— start MATERIAL TO PROCESS —

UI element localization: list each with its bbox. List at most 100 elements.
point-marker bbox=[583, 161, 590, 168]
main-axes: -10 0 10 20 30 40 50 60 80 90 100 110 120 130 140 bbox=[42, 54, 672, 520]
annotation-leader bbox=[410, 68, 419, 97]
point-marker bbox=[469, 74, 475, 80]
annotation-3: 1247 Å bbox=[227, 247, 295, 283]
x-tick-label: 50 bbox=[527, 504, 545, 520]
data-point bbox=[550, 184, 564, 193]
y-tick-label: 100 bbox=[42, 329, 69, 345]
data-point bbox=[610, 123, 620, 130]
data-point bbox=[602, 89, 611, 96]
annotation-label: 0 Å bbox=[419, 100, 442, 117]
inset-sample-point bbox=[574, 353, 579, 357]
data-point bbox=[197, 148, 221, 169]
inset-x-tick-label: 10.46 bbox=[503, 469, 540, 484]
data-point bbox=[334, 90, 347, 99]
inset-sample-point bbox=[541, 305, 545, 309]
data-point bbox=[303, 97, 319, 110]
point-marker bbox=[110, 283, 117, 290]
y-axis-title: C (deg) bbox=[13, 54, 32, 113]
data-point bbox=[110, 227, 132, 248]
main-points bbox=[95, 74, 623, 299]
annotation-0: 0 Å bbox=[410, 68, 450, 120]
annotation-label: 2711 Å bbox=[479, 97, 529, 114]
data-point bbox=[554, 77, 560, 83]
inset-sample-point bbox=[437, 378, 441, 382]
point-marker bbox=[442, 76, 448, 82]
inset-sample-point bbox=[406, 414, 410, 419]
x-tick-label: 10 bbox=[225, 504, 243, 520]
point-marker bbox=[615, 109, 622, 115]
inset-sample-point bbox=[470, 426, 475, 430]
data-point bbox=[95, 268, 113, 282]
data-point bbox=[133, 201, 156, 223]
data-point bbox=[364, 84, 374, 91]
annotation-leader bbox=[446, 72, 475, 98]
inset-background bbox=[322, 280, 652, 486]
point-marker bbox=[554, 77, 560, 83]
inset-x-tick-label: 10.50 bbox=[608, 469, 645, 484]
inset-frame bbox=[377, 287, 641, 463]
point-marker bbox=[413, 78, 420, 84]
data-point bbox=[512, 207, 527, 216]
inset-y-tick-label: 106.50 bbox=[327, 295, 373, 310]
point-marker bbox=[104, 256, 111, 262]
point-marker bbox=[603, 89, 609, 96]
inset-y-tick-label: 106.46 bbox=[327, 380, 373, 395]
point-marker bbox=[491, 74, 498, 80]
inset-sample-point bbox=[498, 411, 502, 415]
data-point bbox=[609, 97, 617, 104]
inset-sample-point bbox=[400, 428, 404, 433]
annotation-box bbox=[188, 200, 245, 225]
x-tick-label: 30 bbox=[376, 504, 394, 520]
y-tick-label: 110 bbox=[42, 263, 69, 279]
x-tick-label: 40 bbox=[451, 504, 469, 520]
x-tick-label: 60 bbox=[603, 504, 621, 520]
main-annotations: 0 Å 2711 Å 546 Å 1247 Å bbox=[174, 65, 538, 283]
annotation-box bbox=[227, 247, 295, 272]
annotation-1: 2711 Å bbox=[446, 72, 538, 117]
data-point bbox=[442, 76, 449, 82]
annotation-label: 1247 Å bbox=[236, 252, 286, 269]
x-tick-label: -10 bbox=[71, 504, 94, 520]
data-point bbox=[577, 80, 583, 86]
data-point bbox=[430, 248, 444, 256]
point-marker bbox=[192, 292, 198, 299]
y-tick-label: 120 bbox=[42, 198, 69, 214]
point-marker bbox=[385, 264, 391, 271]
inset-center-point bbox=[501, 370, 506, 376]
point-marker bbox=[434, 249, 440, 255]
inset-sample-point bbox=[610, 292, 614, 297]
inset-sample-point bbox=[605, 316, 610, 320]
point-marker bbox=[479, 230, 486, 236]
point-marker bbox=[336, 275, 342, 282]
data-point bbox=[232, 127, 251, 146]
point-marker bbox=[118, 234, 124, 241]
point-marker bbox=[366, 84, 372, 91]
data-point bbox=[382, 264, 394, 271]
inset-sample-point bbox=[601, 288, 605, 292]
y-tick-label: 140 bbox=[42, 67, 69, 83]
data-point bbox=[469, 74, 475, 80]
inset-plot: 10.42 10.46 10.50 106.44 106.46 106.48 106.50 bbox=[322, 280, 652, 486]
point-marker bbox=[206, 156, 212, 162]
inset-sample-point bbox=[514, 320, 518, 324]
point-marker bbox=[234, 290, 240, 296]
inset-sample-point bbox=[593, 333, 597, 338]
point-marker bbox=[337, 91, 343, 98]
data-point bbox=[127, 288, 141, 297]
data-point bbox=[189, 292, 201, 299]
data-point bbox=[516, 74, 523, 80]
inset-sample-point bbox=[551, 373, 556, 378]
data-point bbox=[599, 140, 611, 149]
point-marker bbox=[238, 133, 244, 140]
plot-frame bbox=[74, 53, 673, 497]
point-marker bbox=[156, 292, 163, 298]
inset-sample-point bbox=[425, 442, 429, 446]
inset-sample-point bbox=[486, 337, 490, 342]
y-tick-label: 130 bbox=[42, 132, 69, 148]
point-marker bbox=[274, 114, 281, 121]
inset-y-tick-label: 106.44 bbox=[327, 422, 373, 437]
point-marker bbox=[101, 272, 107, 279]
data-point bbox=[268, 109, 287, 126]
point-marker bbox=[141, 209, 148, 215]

— end MATERIAL TO PROCESS —

PROBLEM DESCRIPTION = Please turn the lines of every record above into a numbered list, leaving out any blank lines.

COMPLETE RESPONSE =
1. UI element localization: list each with its bbox. List at most 100 elements.
2. point-marker bbox=[583, 161, 590, 168]
3. main-axes: -10 0 10 20 30 40 50 60 80 90 100 110 120 130 140 bbox=[42, 54, 672, 520]
4. annotation-leader bbox=[410, 68, 419, 97]
5. point-marker bbox=[469, 74, 475, 80]
6. annotation-3: 1247 Å bbox=[227, 247, 295, 283]
7. x-tick-label: 50 bbox=[527, 504, 545, 520]
8. data-point bbox=[550, 184, 564, 193]
9. y-tick-label: 100 bbox=[42, 329, 69, 345]
10. data-point bbox=[610, 123, 620, 130]
11. data-point bbox=[602, 89, 611, 96]
12. annotation-label: 0 Å bbox=[419, 100, 442, 117]
13. inset-sample-point bbox=[574, 353, 579, 357]
14. data-point bbox=[197, 148, 221, 169]
15. inset-x-tick-label: 10.46 bbox=[503, 469, 540, 484]
16. data-point bbox=[334, 90, 347, 99]
17. inset-sample-point bbox=[541, 305, 545, 309]
18. data-point bbox=[303, 97, 319, 110]
19. point-marker bbox=[110, 283, 117, 290]
20. y-axis-title: C (deg) bbox=[13, 54, 32, 113]
21. data-point bbox=[110, 227, 132, 248]
22. main-points bbox=[95, 74, 623, 299]
23. annotation-0: 0 Å bbox=[410, 68, 450, 120]
24. annotation-label: 2711 Å bbox=[479, 97, 529, 114]
25. data-point bbox=[554, 77, 560, 83]
26. inset-sample-point bbox=[437, 378, 441, 382]
27. point-marker bbox=[442, 76, 448, 82]
28. inset-sample-point bbox=[406, 414, 410, 419]
29. x-tick-label: 10 bbox=[225, 504, 243, 520]
30. point-marker bbox=[615, 109, 622, 115]
31. inset-sample-point bbox=[470, 426, 475, 430]
32. data-point bbox=[95, 268, 113, 282]
33. data-point bbox=[133, 201, 156, 223]
34. data-point bbox=[364, 84, 374, 91]
35. annotation-leader bbox=[446, 72, 475, 98]
36. inset-background bbox=[322, 280, 652, 486]
37. point-marker bbox=[554, 77, 560, 83]
38. inset-x-tick-label: 10.50 bbox=[608, 469, 645, 484]
39. inset-frame bbox=[377, 287, 641, 463]
40. point-marker bbox=[413, 78, 420, 84]
41. data-point bbox=[512, 207, 527, 216]
42. inset-y-tick-label: 106.50 bbox=[327, 295, 373, 310]
43. point-marker bbox=[104, 256, 111, 262]
44. point-marker bbox=[603, 89, 609, 96]
45. inset-y-tick-label: 106.46 bbox=[327, 380, 373, 395]
46. point-marker bbox=[491, 74, 498, 80]
47. inset-sample-point bbox=[498, 411, 502, 415]
48. data-point bbox=[609, 97, 617, 104]
49. inset-sample-point bbox=[400, 428, 404, 433]
50. annotation-box bbox=[188, 200, 245, 225]
51. x-tick-label: 30 bbox=[376, 504, 394, 520]
52. y-tick-label: 110 bbox=[42, 263, 69, 279]
53. x-tick-label: 40 bbox=[451, 504, 469, 520]
54. x-tick-label: 60 bbox=[603, 504, 621, 520]
55. main-annotations: 0 Å 2711 Å 546 Å 1247 Å bbox=[174, 65, 538, 283]
56. annotation-box bbox=[227, 247, 295, 272]
57. annotation-1: 2711 Å bbox=[446, 72, 538, 117]
58. data-point bbox=[442, 76, 449, 82]
59. annotation-label: 1247 Å bbox=[236, 252, 286, 269]
60. x-tick-label: -10 bbox=[71, 504, 94, 520]
61. data-point bbox=[577, 80, 583, 86]
62. data-point bbox=[430, 248, 444, 256]
63. point-marker bbox=[192, 292, 198, 299]
64. y-tick-label: 120 bbox=[42, 198, 69, 214]
65. point-marker bbox=[385, 264, 391, 271]
66. inset-center-point bbox=[501, 370, 506, 376]
67. point-marker bbox=[434, 249, 440, 255]
68. inset-sample-point bbox=[610, 292, 614, 297]
69. inset-sample-point bbox=[605, 316, 610, 320]
70. point-marker bbox=[479, 230, 486, 236]
71. point-marker bbox=[336, 275, 342, 282]
72. data-point bbox=[232, 127, 251, 146]
73. point-marker bbox=[118, 234, 124, 241]
74. point-marker bbox=[366, 84, 372, 91]
75. data-point bbox=[382, 264, 394, 271]
76. inset-sample-point bbox=[601, 288, 605, 292]
77. y-tick-label: 140 bbox=[42, 67, 69, 83]
78. data-point bbox=[469, 74, 475, 80]
79. inset-plot: 10.42 10.46 10.50 106.44 106.46 106.48 106.50 bbox=[322, 280, 652, 486]
80. point-marker bbox=[206, 156, 212, 162]
81. inset-sample-point bbox=[514, 320, 518, 324]
82. point-marker bbox=[234, 290, 240, 296]
83. inset-sample-point bbox=[593, 333, 597, 338]
84. point-marker bbox=[337, 91, 343, 98]
85. data-point bbox=[127, 288, 141, 297]
86. data-point bbox=[189, 292, 201, 299]
87. data-point bbox=[516, 74, 523, 80]
88. inset-sample-point bbox=[551, 373, 556, 378]
89. data-point bbox=[599, 140, 611, 149]
90. point-marker bbox=[238, 133, 244, 140]
91. plot-frame bbox=[74, 53, 673, 497]
92. point-marker bbox=[156, 292, 163, 298]
93. inset-sample-point bbox=[425, 442, 429, 446]
94. inset-sample-point bbox=[486, 337, 490, 342]
95. y-tick-label: 130 bbox=[42, 132, 69, 148]
96. point-marker bbox=[274, 114, 281, 121]
97. inset-y-tick-label: 106.44 bbox=[327, 422, 373, 437]
98. point-marker bbox=[101, 272, 107, 279]
99. data-point bbox=[268, 109, 287, 126]
100. point-marker bbox=[141, 209, 148, 215]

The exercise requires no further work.